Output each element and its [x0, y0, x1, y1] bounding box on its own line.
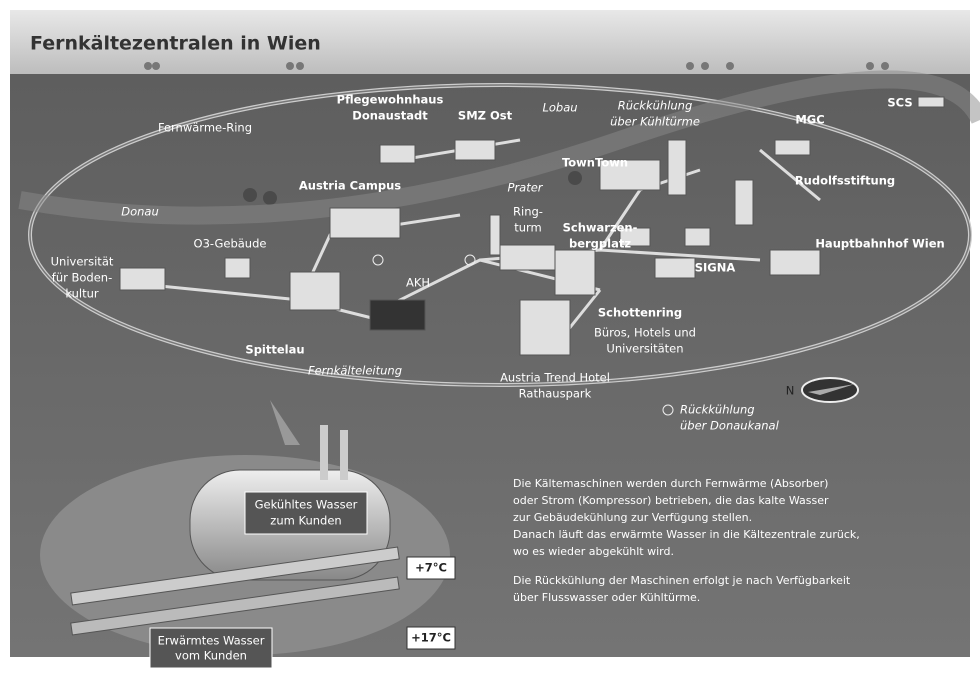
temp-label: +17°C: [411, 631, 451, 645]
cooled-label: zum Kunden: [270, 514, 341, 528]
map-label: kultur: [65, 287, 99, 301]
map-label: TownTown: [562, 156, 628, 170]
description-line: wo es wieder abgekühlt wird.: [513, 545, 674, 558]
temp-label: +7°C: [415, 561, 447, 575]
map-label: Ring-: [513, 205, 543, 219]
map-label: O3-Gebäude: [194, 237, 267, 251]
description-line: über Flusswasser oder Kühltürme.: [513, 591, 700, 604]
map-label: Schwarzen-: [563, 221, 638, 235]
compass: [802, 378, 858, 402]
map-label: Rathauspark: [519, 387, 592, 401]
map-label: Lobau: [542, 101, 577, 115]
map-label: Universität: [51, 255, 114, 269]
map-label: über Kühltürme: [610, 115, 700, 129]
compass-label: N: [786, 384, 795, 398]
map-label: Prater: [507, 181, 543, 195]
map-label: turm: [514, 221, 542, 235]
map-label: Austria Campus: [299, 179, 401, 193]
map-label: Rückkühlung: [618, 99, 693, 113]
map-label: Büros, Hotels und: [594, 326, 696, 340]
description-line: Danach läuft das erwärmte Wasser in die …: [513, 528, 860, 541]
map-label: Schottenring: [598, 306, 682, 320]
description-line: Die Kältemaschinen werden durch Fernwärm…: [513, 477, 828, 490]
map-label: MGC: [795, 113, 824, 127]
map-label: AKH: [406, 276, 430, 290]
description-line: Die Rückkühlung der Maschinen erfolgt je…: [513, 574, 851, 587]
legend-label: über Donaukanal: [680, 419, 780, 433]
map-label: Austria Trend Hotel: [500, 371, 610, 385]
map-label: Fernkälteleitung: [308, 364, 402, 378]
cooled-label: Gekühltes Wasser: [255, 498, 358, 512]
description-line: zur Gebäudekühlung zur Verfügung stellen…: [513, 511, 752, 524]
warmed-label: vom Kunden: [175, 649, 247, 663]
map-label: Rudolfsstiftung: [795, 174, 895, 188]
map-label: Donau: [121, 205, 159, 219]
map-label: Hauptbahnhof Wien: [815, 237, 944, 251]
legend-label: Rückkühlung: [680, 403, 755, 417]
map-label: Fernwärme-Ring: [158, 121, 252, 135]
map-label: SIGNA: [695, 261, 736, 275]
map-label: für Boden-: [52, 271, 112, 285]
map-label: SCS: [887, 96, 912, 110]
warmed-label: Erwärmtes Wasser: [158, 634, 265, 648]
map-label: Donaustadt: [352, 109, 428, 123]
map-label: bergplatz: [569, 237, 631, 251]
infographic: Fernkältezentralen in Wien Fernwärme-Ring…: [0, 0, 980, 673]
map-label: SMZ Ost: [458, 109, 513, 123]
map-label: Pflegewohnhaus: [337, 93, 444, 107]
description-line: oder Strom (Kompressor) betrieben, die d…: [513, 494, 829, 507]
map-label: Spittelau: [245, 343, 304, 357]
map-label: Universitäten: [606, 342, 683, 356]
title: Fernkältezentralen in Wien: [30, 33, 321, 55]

==

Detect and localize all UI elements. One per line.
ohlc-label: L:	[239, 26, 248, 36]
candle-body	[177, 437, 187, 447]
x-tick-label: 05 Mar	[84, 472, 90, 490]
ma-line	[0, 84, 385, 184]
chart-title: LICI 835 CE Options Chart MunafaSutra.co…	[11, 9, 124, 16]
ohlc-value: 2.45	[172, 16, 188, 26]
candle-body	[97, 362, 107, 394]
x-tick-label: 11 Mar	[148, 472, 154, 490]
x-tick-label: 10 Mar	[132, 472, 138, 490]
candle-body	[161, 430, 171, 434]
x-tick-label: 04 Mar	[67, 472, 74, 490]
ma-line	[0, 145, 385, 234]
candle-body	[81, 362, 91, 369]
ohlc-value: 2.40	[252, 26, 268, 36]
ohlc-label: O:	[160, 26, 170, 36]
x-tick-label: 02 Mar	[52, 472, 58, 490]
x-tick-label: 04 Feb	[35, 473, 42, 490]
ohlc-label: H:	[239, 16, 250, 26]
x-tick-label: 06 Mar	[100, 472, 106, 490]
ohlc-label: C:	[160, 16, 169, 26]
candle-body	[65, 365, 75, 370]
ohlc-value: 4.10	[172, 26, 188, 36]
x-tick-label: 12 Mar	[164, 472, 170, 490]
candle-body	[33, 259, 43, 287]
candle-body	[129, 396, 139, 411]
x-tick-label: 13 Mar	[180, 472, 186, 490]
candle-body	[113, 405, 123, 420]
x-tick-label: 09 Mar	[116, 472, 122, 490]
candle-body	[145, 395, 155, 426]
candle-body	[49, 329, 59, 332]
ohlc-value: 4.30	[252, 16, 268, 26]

Given exercise
Rewrite everything from the line containing "Detect and localize" down to the line containing "16, 268, 26]", with both of those lines included, as a numbered list. Leave out any blank lines.

Completed task
1. Detect and localize all UI elements. One per line.
2. ohlc-label: L:	[239, 26, 248, 36]
3. candle-body	[177, 437, 187, 447]
4. x-tick-label: 05 Mar	[84, 472, 90, 490]
5. ma-line	[0, 84, 385, 184]
6. chart-title: LICI 835 CE Options Chart MunafaSutra.co…	[11, 9, 124, 16]
7. ohlc-value: 2.45	[172, 16, 188, 26]
8. candle-body	[97, 362, 107, 394]
9. x-tick-label: 11 Mar	[148, 472, 154, 490]
10. x-tick-label: 10 Mar	[132, 472, 138, 490]
11. candle-body	[161, 430, 171, 434]
12. x-tick-label: 04 Mar	[67, 472, 74, 490]
13. ma-line	[0, 145, 385, 234]
14. candle-body	[81, 362, 91, 369]
15. ohlc-value: 2.40	[252, 26, 268, 36]
16. ohlc-label: O:	[160, 26, 170, 36]
17. x-tick-label: 02 Mar	[52, 472, 58, 490]
18. x-tick-label: 04 Feb	[35, 473, 42, 490]
19. ohlc-label: H:	[239, 16, 250, 26]
20. x-tick-label: 06 Mar	[100, 472, 106, 490]
21. ohlc-label: C:	[160, 16, 169, 26]
22. candle-body	[65, 365, 75, 370]
23. ohlc-value: 4.10	[172, 26, 188, 36]
24. x-tick-label: 12 Mar	[164, 472, 170, 490]
25. candle-body	[33, 259, 43, 287]
26. candle-body	[129, 396, 139, 411]
27. x-tick-label: 13 Mar	[180, 472, 186, 490]
28. candle-body	[113, 405, 123, 420]
29. x-tick-label: 09 Mar	[116, 472, 122, 490]
30. candle-body	[145, 395, 155, 426]
31. candle-body	[49, 329, 59, 332]
32. ohlc-value: 4.30	[252, 16, 268, 26]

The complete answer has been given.